- **To do**:
Records follow. Pull out every line that contains "access".

(Records)

-- BEGIN --

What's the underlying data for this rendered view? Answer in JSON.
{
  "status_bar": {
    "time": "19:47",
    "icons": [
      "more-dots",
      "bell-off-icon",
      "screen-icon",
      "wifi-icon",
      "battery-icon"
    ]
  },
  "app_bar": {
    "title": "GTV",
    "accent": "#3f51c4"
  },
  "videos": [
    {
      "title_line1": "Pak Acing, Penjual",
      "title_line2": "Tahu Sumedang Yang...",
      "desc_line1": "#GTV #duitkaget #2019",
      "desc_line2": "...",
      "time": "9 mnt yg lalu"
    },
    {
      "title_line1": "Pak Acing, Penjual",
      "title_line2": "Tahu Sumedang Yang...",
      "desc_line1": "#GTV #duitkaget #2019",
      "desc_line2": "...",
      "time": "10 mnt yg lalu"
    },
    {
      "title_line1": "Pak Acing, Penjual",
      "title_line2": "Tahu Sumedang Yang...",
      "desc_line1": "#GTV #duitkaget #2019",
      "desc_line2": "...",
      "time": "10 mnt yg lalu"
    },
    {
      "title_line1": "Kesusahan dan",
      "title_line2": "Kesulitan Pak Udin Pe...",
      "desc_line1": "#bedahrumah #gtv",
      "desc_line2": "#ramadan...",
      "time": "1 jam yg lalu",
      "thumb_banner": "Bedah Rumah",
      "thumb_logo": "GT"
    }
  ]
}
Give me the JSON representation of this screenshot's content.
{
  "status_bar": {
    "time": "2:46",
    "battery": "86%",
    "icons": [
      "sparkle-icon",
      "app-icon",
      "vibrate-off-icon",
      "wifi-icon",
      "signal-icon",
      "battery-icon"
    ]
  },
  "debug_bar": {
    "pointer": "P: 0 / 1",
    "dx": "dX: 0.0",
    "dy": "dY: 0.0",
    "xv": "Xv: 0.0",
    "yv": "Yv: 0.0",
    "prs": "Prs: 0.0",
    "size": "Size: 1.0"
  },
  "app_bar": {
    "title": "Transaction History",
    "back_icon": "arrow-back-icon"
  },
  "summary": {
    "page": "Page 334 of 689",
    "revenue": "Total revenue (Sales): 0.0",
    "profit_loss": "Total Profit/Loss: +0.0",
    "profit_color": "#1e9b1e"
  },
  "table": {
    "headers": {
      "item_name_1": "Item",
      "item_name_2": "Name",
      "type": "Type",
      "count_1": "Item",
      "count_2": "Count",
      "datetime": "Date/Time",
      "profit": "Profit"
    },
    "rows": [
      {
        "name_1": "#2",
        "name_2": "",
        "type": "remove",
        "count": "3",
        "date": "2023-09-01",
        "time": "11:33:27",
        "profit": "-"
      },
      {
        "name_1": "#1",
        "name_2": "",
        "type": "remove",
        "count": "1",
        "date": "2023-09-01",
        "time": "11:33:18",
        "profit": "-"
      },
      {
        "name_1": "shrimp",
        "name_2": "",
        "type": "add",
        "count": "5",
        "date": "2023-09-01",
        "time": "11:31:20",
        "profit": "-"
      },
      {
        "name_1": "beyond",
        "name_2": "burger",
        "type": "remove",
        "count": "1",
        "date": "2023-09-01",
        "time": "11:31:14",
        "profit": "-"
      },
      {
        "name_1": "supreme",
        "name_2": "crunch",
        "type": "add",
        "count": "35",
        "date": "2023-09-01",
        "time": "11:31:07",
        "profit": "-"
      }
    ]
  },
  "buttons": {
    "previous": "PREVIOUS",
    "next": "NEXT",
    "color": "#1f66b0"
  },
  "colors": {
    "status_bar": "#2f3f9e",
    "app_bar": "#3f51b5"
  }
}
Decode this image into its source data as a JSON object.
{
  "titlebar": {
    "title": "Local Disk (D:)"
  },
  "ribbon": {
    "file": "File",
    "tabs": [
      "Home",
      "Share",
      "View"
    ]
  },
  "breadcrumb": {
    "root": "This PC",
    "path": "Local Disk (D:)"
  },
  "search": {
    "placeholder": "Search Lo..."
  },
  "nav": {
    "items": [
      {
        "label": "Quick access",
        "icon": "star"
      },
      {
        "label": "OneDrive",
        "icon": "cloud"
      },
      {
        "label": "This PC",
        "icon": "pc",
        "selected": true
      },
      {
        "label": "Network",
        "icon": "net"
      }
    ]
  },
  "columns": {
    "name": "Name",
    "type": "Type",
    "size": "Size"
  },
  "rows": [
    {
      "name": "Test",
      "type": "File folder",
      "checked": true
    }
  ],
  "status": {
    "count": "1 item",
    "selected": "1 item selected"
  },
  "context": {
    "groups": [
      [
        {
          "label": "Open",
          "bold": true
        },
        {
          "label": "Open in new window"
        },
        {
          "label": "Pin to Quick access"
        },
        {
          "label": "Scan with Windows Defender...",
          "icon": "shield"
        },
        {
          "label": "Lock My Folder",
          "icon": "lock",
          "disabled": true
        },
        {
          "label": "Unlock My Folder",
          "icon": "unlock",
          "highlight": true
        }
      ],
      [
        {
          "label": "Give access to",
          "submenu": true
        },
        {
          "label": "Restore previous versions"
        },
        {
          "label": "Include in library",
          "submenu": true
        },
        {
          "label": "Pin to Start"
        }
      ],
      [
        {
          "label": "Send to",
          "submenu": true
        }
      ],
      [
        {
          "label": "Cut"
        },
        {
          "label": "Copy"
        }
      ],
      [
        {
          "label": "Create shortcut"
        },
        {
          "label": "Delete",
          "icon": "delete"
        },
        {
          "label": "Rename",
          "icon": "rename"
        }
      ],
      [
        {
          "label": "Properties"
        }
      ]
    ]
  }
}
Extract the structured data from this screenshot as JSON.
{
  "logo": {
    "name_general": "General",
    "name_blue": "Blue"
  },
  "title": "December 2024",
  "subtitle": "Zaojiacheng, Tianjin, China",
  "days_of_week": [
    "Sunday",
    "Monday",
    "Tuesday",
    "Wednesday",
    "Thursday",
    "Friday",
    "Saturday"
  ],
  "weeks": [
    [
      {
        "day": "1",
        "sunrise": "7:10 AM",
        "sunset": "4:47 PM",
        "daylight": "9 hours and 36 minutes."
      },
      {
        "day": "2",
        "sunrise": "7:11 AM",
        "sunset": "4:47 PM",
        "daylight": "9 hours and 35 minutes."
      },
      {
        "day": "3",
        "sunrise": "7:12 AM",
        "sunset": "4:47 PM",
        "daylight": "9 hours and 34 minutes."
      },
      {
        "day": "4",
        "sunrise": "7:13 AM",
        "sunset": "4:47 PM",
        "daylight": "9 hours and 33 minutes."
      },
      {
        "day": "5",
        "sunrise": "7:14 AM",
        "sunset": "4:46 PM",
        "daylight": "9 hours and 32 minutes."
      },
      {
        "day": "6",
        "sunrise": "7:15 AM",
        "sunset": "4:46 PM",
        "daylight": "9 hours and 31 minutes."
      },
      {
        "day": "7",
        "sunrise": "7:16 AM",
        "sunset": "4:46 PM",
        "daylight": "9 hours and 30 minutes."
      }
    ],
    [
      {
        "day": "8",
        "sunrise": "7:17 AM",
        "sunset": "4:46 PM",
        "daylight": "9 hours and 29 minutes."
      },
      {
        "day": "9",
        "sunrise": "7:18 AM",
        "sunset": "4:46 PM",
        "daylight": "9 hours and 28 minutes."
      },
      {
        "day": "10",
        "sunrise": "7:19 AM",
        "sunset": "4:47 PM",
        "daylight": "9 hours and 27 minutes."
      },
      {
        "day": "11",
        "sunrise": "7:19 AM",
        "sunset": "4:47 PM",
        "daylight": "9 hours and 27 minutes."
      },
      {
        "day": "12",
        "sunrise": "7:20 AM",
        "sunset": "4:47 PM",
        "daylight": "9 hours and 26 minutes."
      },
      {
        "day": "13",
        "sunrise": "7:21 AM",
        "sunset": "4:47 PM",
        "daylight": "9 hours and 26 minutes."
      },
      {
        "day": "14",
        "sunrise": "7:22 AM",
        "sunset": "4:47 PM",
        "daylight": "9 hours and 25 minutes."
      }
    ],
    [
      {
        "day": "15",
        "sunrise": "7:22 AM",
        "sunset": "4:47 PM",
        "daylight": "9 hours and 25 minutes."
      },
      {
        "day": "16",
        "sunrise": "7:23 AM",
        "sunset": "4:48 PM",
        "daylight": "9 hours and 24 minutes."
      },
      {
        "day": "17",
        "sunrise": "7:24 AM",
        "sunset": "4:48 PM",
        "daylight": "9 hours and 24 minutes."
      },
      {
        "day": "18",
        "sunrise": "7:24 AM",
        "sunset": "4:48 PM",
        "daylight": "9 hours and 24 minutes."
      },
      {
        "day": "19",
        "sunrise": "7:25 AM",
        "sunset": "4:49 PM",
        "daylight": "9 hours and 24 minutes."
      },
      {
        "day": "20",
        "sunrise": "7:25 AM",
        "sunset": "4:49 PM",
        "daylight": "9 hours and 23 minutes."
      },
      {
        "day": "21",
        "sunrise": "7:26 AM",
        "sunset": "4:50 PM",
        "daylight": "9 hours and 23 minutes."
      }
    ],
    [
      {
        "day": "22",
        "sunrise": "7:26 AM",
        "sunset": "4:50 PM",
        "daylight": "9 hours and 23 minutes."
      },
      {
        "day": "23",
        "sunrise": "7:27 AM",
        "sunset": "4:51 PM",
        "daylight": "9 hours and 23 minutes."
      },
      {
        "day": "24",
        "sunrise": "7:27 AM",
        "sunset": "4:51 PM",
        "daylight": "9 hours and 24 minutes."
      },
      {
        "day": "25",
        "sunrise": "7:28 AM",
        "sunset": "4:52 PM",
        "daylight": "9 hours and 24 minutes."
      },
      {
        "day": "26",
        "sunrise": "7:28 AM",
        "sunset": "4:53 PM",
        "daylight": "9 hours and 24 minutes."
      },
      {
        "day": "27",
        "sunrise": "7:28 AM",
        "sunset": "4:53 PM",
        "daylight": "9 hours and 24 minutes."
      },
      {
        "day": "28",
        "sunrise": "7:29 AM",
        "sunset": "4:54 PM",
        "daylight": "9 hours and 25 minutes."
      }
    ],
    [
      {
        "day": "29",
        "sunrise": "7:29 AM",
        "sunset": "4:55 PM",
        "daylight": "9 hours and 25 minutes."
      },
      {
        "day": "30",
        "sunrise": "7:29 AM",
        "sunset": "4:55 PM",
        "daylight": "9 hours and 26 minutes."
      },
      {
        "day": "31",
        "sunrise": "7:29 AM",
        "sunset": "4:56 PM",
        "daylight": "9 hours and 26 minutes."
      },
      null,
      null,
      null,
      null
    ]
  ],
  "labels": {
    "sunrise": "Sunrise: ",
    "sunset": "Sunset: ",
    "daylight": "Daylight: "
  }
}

-- END --

- **Problem solution**:
        "label": "Quick access",
          "label": "Pin to Quick access"
          "label": "Give access to",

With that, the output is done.